DATA TO USE:
##############################

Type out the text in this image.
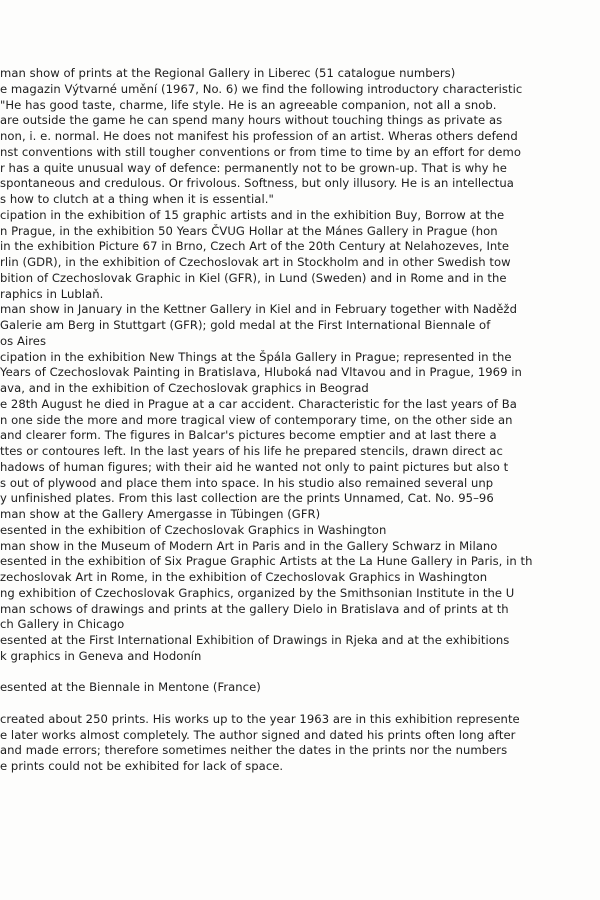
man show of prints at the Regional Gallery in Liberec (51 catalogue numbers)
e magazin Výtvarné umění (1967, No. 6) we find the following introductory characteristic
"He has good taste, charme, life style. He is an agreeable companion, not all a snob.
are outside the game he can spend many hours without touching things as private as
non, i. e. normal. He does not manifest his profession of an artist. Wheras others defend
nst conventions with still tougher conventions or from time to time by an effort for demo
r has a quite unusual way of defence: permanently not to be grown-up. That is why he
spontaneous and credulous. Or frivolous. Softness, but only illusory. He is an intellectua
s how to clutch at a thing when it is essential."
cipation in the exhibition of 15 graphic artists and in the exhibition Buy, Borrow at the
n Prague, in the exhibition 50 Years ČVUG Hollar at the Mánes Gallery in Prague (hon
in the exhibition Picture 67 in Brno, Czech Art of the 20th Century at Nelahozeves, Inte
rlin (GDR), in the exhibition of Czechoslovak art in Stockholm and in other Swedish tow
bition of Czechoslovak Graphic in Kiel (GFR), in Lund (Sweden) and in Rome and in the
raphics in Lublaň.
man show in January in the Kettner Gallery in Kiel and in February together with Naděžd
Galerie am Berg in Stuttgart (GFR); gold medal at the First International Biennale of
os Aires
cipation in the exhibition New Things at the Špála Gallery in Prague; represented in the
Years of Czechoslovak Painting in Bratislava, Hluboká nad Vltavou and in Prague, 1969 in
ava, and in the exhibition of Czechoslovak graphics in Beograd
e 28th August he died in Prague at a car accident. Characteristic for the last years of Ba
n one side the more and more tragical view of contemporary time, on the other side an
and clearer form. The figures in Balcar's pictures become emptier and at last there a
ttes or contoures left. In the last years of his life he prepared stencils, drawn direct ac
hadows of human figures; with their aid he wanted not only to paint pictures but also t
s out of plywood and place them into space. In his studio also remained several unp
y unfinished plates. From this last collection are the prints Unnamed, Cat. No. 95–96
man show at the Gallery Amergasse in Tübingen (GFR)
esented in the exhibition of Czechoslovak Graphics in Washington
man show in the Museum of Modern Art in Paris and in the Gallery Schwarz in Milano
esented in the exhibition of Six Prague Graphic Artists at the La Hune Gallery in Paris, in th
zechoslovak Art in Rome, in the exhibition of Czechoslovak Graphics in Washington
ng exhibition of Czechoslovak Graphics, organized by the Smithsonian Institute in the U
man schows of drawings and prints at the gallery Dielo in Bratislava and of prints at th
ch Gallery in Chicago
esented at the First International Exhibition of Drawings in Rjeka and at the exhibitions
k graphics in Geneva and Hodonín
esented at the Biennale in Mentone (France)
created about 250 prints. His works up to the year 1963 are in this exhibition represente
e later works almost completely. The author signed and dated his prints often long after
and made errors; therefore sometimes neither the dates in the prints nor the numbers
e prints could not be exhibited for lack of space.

##############################

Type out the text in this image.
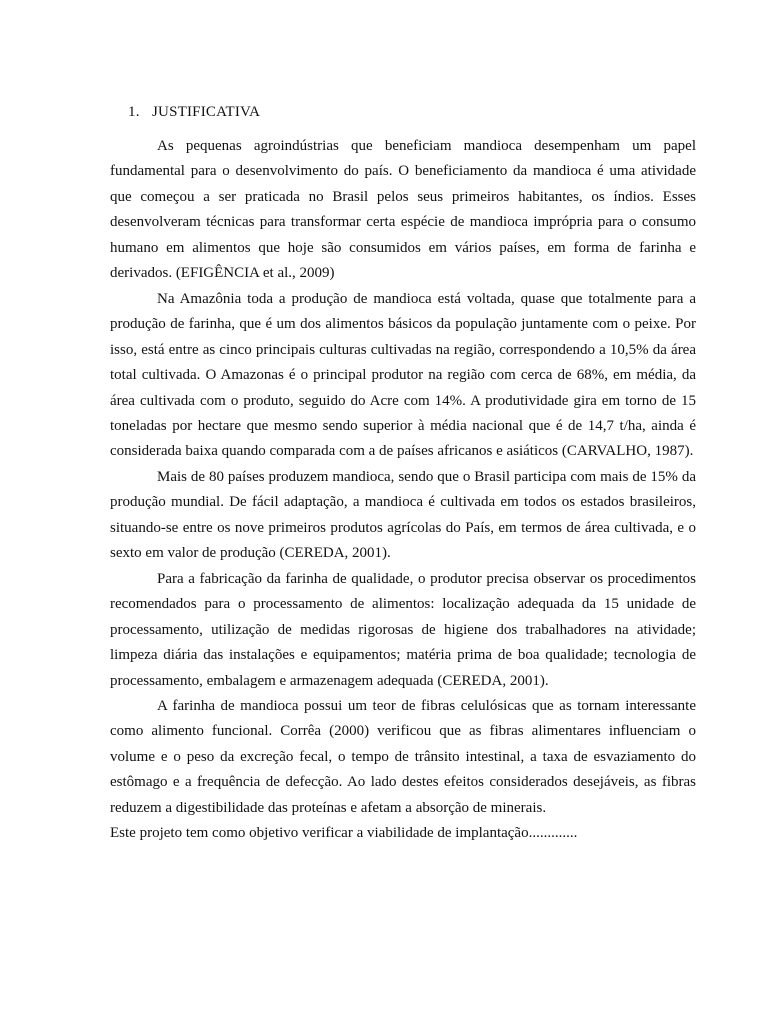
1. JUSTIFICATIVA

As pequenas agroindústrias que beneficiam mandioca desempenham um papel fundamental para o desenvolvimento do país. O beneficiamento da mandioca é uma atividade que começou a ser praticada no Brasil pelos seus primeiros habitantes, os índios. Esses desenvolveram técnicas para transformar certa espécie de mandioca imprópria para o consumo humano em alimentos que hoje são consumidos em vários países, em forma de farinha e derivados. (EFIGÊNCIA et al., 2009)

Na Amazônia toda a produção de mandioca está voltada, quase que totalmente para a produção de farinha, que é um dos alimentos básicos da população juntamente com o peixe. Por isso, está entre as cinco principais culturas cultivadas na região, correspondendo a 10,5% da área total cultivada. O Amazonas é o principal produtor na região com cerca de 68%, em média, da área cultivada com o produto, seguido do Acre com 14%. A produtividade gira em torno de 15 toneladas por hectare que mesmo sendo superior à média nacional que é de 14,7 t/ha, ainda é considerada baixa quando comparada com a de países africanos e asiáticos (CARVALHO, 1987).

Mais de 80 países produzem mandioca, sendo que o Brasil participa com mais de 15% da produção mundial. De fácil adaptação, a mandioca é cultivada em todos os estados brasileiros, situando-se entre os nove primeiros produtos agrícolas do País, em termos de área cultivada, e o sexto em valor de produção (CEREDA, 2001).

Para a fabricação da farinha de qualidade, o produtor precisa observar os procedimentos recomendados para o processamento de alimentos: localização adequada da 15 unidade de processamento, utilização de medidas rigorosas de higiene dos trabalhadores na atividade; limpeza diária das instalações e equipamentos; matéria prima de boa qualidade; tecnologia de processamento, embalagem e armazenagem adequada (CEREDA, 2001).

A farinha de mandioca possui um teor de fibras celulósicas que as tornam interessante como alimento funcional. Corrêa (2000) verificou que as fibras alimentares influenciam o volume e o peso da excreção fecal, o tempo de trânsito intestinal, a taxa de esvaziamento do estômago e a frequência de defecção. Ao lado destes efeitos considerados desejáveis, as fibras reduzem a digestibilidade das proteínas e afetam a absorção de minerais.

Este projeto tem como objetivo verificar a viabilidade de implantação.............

##############################

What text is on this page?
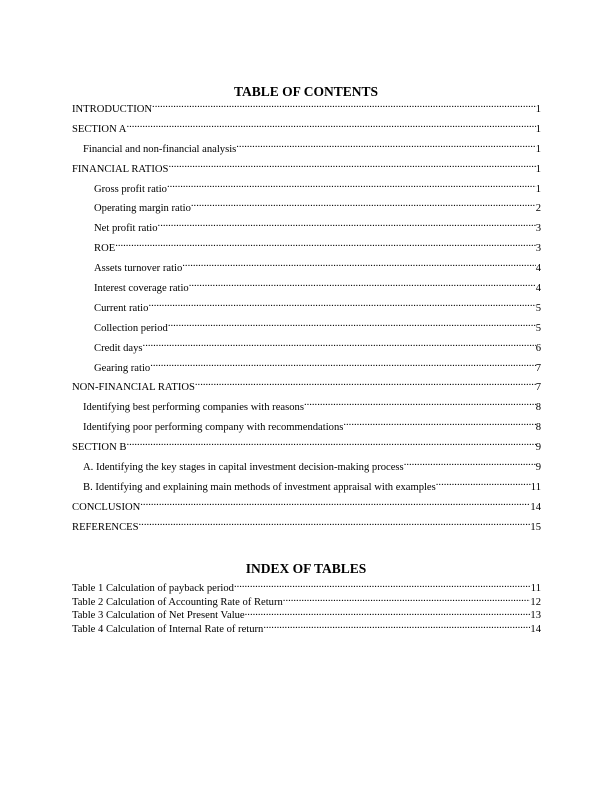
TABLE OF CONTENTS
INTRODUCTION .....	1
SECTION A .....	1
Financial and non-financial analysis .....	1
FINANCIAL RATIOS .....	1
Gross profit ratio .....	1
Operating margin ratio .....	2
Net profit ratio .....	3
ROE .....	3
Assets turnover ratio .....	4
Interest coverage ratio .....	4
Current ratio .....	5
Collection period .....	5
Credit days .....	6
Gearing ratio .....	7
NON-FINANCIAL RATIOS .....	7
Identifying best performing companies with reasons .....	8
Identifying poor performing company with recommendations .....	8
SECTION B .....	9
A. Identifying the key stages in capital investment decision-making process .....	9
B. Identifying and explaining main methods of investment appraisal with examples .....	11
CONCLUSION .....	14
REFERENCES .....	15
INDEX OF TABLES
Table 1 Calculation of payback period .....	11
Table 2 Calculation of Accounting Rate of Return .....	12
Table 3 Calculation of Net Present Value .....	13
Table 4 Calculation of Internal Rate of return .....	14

##############################

SHORT EXERCISE:
How many of the lines above hold "International"? Answer with only the number.

RESULT BELOW:
2